== Problem details ==
For each line that holds "symbol", copy the line out.
'''
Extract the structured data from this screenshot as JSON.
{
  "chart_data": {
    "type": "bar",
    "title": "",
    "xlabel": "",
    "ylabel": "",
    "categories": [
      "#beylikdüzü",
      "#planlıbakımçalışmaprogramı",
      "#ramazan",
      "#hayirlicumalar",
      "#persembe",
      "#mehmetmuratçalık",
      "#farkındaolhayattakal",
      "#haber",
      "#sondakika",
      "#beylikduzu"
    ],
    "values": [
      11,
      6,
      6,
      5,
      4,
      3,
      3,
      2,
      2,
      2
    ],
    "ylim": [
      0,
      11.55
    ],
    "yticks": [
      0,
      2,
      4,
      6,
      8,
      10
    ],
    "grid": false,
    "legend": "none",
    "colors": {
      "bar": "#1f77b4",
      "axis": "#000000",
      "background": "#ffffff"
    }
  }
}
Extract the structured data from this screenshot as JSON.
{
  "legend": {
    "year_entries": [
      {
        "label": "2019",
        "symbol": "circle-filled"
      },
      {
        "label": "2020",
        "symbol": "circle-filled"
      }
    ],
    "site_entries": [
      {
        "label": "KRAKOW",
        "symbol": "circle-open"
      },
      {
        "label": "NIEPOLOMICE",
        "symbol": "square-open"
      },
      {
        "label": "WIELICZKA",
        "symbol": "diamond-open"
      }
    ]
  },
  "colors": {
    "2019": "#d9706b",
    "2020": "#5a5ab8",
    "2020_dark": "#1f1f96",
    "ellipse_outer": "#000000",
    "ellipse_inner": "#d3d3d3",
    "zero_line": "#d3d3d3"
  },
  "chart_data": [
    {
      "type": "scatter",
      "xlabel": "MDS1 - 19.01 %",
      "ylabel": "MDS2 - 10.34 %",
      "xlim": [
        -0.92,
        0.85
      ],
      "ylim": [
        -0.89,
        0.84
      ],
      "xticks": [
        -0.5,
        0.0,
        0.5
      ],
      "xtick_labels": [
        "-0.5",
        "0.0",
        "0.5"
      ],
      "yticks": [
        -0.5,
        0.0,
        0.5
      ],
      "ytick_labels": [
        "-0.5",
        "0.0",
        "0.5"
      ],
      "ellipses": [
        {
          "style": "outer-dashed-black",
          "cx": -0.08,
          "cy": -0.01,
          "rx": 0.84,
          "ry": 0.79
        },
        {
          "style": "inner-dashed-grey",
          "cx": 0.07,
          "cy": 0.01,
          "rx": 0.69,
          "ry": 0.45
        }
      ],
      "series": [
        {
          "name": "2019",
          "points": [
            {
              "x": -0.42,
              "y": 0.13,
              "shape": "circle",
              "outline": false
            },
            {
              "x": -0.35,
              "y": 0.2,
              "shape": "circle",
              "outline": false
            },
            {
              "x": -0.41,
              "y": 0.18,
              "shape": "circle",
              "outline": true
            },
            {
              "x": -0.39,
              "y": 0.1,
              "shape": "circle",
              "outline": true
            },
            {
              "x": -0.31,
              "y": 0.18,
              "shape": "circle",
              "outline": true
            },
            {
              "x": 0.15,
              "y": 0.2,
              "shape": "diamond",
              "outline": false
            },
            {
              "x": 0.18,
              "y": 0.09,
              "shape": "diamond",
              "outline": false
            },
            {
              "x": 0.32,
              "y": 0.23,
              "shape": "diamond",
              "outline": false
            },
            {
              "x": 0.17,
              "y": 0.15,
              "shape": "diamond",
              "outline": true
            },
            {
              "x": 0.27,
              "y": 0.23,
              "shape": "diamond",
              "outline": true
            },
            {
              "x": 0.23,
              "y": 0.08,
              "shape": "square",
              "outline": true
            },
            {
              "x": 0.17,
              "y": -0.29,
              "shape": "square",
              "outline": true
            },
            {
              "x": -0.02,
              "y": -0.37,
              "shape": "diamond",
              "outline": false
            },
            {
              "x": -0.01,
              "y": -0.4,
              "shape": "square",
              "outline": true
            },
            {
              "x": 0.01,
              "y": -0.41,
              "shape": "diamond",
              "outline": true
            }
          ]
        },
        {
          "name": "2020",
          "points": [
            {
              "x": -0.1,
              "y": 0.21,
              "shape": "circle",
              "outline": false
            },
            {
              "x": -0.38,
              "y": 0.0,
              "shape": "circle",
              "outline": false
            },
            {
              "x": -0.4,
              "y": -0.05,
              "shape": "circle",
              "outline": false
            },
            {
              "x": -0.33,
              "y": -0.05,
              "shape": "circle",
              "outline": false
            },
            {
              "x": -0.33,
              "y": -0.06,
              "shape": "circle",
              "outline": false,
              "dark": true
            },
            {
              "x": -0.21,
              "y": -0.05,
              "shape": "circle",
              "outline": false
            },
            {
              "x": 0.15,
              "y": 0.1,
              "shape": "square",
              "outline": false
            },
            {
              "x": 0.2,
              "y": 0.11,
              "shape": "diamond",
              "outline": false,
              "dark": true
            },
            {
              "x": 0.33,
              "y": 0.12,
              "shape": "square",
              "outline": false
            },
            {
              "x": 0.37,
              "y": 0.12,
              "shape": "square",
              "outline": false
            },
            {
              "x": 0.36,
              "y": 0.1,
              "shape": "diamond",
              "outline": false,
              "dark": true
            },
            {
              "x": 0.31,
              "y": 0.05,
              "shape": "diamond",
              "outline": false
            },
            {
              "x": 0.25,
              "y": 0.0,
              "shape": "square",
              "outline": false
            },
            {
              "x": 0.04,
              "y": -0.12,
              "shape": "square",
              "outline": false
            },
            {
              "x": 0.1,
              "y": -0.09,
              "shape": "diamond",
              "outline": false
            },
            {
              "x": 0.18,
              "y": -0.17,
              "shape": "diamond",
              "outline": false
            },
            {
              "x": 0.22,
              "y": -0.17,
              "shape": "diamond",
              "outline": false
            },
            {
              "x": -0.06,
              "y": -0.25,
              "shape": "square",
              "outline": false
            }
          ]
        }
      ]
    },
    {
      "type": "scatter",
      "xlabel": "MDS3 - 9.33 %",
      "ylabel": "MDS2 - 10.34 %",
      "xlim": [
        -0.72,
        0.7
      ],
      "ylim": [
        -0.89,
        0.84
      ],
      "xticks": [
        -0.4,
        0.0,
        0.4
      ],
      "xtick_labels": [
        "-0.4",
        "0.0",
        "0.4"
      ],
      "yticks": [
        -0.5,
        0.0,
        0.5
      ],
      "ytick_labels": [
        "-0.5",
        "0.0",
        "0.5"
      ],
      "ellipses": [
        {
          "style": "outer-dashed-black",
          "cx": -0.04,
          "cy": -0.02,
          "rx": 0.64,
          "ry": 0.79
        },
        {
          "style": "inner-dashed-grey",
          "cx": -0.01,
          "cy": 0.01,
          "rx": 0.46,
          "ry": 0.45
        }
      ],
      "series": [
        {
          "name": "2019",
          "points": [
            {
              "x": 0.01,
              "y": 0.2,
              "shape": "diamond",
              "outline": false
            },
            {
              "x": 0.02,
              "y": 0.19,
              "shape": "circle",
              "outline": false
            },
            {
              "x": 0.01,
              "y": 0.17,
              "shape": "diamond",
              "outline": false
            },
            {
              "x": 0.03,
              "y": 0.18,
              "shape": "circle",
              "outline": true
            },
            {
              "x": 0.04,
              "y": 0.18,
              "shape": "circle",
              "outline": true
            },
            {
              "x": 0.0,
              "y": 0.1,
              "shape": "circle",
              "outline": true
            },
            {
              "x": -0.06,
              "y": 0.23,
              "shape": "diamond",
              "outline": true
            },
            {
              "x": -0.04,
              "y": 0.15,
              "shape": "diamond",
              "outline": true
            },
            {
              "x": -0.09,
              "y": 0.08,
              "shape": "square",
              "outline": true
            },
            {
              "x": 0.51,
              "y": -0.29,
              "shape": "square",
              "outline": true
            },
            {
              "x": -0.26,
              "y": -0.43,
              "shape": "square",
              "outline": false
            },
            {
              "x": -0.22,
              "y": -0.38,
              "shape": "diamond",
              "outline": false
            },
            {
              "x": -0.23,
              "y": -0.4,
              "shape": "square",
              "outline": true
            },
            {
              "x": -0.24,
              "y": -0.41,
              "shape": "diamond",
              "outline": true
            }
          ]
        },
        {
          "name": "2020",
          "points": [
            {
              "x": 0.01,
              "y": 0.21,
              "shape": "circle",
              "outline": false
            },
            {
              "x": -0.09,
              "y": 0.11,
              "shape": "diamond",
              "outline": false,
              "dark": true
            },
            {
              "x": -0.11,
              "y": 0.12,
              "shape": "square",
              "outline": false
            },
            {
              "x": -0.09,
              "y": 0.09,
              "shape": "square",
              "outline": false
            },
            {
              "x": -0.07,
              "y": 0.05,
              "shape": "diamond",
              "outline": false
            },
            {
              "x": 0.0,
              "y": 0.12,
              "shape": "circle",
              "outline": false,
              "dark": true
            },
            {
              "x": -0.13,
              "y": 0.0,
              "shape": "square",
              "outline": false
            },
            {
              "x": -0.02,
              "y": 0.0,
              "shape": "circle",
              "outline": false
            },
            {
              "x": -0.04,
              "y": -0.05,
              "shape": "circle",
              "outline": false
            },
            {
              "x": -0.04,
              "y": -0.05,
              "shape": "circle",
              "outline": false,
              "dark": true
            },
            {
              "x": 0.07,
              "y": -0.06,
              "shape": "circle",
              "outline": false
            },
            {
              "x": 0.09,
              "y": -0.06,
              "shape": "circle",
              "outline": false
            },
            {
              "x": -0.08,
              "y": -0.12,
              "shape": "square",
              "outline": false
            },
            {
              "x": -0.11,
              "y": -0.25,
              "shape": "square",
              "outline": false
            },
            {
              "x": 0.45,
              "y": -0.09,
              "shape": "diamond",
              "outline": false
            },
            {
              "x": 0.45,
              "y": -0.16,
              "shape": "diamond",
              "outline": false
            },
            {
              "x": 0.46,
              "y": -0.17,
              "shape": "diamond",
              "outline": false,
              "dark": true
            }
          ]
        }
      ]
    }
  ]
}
'''
== Response ==
        "symbol": "circle-filled"
        "symbol": "circle-filled"
        "symbol": "circle-open"
        "symbol": "square-open"
        "symbol": "diamond-open"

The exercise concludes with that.